= GIVEN INFORMATION =
+--

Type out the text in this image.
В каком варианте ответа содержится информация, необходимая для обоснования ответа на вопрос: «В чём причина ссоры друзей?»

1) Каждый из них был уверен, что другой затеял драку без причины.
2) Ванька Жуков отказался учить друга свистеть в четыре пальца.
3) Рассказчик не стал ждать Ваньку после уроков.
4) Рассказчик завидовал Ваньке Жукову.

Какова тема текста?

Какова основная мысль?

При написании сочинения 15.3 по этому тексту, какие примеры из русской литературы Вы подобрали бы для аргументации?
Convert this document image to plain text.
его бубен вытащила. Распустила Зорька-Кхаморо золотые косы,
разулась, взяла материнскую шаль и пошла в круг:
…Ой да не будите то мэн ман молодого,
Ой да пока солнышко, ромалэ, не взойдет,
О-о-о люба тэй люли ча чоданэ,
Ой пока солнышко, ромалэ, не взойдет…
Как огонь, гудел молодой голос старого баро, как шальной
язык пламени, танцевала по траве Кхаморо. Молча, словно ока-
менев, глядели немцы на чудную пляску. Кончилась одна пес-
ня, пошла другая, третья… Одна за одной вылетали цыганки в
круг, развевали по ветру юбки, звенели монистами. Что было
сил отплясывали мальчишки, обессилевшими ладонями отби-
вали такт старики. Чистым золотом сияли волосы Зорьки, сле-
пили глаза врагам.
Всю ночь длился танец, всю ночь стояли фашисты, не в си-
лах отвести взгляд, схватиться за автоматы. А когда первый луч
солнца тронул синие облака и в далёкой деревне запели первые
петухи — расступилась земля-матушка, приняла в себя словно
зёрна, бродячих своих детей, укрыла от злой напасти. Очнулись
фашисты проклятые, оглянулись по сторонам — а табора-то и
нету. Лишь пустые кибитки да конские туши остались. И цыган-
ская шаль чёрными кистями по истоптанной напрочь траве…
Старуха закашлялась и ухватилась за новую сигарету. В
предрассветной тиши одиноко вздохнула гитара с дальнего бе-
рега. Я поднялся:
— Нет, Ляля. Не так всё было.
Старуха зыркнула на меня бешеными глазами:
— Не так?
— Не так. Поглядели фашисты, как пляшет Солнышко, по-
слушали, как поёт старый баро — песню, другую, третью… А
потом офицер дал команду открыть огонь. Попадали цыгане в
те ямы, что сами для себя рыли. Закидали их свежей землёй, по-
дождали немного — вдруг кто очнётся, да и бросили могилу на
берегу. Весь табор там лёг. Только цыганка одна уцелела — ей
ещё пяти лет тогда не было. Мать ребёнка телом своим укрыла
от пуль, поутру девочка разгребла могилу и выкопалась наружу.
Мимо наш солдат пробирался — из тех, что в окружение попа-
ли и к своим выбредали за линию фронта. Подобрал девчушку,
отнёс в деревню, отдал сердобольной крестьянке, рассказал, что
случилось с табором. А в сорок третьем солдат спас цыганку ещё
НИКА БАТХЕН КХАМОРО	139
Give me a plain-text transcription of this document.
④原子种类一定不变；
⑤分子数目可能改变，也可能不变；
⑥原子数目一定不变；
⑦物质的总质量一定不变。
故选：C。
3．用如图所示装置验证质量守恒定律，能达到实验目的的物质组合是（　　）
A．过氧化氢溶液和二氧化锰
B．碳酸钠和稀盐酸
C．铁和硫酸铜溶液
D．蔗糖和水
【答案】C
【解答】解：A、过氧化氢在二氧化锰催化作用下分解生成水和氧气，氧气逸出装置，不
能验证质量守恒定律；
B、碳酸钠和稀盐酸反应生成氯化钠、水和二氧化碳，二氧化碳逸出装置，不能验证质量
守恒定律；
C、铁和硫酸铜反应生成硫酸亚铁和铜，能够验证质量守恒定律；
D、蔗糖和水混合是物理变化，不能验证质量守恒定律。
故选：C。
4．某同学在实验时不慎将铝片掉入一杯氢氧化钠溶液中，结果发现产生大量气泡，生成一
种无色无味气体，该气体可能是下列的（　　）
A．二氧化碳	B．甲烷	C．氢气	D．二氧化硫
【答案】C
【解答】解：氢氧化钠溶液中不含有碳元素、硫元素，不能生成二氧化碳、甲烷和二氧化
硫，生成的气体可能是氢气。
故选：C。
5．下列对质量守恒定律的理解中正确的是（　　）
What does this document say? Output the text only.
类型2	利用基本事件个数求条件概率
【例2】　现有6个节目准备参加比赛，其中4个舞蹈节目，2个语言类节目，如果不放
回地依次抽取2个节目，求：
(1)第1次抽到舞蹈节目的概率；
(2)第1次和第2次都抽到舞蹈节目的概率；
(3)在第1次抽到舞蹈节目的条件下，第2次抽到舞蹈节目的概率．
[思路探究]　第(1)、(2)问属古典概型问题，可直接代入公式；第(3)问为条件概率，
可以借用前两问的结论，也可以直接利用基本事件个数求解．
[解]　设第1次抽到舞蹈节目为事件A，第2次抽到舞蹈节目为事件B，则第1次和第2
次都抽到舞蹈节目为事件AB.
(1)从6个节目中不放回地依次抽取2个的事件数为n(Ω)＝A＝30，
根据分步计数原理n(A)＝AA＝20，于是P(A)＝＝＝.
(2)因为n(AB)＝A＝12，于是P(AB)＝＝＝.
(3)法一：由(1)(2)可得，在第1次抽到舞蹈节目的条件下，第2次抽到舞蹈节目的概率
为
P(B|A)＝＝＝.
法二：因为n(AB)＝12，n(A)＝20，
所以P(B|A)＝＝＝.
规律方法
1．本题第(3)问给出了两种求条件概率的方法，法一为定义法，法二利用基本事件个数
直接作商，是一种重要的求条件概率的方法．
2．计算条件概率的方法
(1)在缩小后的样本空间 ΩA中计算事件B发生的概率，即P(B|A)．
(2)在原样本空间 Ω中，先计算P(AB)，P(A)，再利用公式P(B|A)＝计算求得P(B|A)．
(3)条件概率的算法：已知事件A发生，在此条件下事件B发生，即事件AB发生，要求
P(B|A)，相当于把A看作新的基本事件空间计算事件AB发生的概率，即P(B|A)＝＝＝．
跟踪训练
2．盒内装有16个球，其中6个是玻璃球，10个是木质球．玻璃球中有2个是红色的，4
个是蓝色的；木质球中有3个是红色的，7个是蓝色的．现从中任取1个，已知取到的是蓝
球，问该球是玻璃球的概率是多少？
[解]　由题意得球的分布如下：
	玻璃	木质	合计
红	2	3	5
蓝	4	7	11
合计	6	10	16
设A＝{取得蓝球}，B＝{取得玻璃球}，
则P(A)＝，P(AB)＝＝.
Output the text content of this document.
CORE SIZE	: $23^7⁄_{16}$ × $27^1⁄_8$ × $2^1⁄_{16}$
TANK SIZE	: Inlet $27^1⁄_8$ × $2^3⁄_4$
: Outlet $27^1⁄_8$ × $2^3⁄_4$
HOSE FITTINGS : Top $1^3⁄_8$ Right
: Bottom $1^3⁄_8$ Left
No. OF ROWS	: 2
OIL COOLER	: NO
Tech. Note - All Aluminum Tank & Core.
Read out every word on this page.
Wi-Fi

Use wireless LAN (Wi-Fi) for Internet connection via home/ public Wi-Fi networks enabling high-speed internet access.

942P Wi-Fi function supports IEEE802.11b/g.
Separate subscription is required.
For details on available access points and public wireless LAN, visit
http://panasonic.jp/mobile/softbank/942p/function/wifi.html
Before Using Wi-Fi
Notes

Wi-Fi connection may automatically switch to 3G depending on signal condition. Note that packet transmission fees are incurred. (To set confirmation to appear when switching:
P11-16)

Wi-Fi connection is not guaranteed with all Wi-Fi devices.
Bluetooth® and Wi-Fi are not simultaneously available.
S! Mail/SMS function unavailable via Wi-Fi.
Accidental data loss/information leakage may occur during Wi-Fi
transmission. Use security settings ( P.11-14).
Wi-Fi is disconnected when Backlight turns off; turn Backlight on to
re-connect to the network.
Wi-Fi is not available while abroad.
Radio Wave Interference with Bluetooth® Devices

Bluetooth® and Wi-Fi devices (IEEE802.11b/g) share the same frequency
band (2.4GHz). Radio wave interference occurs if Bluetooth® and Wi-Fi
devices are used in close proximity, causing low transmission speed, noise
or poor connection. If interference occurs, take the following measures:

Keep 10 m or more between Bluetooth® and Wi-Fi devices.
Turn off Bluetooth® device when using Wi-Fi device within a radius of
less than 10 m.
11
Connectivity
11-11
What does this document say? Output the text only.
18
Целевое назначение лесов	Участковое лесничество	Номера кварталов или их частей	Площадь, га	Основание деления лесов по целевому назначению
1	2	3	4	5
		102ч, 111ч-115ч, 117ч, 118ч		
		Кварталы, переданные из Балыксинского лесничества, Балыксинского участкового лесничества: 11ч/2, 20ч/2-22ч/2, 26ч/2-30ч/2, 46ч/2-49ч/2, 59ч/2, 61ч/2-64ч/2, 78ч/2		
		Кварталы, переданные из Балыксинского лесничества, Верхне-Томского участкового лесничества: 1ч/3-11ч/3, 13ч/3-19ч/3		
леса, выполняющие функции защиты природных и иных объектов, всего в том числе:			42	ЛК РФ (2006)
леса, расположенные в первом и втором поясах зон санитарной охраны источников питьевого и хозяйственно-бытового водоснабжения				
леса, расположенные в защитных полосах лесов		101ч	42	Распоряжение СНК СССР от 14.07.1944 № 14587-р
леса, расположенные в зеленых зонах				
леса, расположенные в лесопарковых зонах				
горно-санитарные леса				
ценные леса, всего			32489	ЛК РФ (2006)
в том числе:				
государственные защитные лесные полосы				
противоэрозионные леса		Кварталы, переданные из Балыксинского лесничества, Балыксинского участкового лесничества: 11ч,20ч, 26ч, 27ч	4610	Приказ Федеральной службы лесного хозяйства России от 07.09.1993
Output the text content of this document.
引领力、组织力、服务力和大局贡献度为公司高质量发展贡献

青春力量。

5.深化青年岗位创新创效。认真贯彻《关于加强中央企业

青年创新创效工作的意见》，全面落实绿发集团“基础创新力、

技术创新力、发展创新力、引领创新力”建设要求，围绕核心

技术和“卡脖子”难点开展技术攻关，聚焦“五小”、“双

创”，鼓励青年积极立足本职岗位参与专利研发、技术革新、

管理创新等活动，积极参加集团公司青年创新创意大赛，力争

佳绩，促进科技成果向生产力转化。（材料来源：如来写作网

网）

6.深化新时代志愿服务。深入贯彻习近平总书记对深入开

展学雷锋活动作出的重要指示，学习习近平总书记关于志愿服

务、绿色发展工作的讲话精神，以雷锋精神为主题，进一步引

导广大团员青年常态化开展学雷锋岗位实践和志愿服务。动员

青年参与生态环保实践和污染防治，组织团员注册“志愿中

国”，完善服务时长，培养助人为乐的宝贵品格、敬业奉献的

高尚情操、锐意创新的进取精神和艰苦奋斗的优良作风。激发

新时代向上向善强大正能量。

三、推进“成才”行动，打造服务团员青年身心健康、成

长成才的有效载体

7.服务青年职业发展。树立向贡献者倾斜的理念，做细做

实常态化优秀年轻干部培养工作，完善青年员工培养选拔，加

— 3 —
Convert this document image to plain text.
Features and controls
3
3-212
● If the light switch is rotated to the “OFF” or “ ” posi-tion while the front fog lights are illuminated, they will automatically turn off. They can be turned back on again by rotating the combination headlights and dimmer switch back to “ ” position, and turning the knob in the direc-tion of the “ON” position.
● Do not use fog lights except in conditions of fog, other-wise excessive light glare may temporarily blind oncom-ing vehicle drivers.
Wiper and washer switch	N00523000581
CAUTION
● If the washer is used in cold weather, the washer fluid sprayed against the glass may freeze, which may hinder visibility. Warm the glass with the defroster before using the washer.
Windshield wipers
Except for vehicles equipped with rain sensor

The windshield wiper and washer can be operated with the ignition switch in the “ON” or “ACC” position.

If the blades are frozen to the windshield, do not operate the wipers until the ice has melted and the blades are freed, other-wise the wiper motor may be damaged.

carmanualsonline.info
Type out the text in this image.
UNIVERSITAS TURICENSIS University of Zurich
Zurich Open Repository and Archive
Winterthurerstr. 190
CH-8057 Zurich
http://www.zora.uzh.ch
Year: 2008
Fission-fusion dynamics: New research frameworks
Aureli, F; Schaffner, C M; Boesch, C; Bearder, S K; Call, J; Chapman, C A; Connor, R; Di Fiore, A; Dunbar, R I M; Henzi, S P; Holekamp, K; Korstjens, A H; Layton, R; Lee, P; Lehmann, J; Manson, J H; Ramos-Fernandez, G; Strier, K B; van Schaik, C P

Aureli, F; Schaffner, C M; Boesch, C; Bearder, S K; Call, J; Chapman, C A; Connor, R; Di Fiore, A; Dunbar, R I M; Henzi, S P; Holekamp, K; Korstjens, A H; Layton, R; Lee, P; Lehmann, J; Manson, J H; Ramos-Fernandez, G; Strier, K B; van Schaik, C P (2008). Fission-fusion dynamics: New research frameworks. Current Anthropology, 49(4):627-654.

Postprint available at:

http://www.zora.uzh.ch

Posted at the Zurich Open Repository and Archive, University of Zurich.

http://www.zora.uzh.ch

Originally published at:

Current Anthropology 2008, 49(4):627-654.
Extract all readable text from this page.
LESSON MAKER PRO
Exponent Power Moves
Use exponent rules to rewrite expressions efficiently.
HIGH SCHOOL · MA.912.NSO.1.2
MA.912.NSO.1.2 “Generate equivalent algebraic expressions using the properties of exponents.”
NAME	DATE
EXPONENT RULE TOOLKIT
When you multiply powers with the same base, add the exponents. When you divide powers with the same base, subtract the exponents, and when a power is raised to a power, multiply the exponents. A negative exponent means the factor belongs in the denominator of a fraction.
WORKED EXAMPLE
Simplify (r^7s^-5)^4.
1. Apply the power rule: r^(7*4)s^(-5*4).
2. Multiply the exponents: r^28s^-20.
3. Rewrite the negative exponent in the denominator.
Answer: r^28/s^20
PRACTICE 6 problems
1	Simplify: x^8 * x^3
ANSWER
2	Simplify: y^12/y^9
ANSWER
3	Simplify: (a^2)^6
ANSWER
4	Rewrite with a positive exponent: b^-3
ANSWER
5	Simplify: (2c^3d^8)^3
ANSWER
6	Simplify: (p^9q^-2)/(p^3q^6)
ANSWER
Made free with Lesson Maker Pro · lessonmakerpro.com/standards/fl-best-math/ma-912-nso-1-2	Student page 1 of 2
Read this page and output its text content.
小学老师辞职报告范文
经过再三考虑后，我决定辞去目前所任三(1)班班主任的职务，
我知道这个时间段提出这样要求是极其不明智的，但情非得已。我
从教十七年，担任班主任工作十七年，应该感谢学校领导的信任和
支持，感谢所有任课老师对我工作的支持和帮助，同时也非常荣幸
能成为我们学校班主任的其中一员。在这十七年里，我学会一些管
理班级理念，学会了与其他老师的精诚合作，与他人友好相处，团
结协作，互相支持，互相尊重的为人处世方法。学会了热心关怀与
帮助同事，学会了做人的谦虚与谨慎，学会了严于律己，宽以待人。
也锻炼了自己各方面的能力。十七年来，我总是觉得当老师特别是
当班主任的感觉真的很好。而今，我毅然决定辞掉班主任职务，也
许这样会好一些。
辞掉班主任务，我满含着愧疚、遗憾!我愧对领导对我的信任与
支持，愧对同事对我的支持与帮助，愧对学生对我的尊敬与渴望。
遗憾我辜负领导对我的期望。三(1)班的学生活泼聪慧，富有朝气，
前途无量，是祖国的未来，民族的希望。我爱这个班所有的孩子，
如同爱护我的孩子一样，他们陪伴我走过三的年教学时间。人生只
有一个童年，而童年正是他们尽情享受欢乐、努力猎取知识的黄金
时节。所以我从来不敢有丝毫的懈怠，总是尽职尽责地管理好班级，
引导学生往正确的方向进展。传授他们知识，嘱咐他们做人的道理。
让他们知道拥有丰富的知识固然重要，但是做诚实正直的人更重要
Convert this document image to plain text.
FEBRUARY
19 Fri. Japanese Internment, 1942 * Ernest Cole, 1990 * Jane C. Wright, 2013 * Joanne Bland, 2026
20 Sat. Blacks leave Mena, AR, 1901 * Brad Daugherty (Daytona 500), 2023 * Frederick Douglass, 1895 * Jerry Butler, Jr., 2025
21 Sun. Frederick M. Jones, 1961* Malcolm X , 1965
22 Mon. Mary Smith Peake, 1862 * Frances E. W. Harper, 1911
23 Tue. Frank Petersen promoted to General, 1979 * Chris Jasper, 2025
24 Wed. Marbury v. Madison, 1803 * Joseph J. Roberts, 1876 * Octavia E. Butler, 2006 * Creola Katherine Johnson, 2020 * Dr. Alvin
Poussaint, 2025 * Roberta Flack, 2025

+--

= CHALLENGE =
Look for the word "фашисты" in every line of the listing and copy the lines that have it.

= TASK ANSWER =
Всю ночь длился танец, всю ночь стояли фашисты, не в си-
фашисты проклятые, оглянулись по сторонам — а табора-то и
— Не так. Поглядели фашисты, как пляшет Солнышко, по-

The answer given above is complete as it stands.